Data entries
________________

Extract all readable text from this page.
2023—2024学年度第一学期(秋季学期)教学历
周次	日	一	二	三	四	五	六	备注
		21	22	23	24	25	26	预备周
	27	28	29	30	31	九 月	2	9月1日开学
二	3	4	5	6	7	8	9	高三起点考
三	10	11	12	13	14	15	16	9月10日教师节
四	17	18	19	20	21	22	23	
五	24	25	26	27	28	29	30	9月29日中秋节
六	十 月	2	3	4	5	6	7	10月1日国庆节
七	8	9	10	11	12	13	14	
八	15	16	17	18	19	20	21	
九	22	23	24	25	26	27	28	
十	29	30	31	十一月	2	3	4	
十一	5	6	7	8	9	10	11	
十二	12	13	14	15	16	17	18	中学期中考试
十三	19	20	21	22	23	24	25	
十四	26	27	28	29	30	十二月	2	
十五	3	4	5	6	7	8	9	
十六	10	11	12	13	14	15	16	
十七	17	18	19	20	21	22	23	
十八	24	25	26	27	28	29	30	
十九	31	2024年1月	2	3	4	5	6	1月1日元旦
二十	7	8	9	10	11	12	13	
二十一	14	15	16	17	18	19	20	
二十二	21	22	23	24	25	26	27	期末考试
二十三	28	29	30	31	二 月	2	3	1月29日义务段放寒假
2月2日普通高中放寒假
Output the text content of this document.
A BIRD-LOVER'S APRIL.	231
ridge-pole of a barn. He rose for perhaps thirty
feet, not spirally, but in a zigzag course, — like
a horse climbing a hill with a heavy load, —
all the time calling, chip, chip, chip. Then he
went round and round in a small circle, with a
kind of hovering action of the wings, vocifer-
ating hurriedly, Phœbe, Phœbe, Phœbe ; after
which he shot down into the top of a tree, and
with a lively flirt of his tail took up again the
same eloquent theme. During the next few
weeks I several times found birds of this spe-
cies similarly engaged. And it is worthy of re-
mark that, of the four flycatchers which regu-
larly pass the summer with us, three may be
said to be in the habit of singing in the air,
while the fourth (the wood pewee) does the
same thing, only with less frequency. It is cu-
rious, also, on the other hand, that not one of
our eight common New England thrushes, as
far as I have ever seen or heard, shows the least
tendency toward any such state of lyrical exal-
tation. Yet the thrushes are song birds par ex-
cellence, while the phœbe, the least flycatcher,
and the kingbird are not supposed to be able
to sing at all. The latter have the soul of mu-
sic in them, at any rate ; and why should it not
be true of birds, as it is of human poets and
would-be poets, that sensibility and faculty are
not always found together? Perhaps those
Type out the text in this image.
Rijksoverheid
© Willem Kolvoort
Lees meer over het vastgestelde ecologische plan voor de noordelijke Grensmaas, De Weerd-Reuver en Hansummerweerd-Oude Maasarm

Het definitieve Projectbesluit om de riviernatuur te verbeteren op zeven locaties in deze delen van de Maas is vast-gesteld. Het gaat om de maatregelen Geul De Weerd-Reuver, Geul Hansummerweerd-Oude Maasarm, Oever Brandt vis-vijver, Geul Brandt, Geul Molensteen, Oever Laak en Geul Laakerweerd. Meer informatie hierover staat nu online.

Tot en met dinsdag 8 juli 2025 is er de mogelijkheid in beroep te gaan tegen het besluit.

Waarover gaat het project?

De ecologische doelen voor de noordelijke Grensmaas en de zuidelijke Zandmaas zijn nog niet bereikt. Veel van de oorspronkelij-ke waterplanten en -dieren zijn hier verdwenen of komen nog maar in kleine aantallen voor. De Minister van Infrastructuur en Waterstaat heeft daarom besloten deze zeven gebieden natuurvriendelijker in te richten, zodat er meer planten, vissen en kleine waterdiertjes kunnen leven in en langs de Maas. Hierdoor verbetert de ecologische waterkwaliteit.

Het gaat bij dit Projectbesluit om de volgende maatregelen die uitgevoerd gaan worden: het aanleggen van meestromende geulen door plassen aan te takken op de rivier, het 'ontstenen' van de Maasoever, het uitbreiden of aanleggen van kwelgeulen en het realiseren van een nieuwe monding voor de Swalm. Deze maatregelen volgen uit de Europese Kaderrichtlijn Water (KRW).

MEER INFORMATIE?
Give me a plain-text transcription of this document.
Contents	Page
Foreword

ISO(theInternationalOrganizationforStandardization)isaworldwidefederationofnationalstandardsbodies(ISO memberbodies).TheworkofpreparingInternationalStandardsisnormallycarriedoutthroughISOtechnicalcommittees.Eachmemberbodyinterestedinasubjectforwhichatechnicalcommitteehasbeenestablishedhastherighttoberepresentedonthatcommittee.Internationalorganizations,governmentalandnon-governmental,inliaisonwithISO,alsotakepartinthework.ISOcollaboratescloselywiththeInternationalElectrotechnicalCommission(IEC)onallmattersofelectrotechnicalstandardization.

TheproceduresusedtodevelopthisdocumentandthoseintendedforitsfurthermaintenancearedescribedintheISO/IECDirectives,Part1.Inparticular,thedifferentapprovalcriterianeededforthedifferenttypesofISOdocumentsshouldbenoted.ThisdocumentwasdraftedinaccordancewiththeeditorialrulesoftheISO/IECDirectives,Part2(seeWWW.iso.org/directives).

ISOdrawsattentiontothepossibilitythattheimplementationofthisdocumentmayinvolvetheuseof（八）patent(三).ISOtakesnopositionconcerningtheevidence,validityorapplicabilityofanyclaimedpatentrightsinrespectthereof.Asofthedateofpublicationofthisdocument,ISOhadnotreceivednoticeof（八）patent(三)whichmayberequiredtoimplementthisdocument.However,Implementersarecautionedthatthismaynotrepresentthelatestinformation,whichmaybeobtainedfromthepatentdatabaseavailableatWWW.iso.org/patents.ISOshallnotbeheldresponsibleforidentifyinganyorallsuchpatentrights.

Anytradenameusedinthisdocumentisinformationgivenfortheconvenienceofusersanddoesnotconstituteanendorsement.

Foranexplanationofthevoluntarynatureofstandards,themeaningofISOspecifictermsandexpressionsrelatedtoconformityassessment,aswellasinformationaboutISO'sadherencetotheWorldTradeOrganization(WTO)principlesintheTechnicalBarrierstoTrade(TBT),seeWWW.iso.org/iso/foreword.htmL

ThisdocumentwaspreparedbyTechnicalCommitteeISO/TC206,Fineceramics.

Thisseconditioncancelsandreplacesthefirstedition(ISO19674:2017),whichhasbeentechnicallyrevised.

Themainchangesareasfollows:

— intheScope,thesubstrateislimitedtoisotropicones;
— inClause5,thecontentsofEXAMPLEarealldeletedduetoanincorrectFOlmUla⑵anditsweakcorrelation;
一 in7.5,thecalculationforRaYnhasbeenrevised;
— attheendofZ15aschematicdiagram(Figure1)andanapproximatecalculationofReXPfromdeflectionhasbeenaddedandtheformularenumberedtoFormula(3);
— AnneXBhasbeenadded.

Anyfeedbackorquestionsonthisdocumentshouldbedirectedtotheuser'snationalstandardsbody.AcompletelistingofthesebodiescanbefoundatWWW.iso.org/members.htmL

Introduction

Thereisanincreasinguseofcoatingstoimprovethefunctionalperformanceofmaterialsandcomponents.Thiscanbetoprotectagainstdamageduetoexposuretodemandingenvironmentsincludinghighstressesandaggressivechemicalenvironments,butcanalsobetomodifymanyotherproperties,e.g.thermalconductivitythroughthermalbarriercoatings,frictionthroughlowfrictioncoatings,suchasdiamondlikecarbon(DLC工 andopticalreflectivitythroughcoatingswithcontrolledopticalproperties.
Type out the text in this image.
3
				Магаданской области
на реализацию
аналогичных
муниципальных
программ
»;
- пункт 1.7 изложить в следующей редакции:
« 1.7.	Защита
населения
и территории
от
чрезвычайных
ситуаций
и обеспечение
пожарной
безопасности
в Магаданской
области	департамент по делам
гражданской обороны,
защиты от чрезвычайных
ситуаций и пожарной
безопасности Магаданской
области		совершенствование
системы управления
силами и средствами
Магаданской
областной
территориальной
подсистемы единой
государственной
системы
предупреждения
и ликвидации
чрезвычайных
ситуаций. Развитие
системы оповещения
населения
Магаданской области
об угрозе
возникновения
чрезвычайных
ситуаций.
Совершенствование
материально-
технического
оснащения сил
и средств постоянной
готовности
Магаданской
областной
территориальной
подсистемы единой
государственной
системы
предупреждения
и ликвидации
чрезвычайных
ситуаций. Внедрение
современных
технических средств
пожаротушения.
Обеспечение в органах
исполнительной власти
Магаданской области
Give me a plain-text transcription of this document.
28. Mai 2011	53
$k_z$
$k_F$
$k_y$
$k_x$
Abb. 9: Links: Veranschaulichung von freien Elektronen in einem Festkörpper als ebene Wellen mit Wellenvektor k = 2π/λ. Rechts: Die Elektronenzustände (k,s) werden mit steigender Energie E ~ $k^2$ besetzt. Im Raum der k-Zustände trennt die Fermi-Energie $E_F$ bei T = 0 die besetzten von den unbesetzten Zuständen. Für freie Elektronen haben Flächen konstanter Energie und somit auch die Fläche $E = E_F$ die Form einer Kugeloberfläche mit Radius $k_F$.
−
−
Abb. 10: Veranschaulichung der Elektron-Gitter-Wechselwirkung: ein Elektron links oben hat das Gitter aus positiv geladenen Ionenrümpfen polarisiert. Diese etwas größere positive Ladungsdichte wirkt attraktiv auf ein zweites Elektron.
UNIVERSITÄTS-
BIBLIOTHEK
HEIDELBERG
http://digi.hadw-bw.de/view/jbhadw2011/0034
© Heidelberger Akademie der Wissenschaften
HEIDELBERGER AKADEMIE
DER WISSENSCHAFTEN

________________

* Stated problem: Count how many lines in the data above hold the string "Hansummerweerd", and give the number with no other words.

* Result for this exercise: 2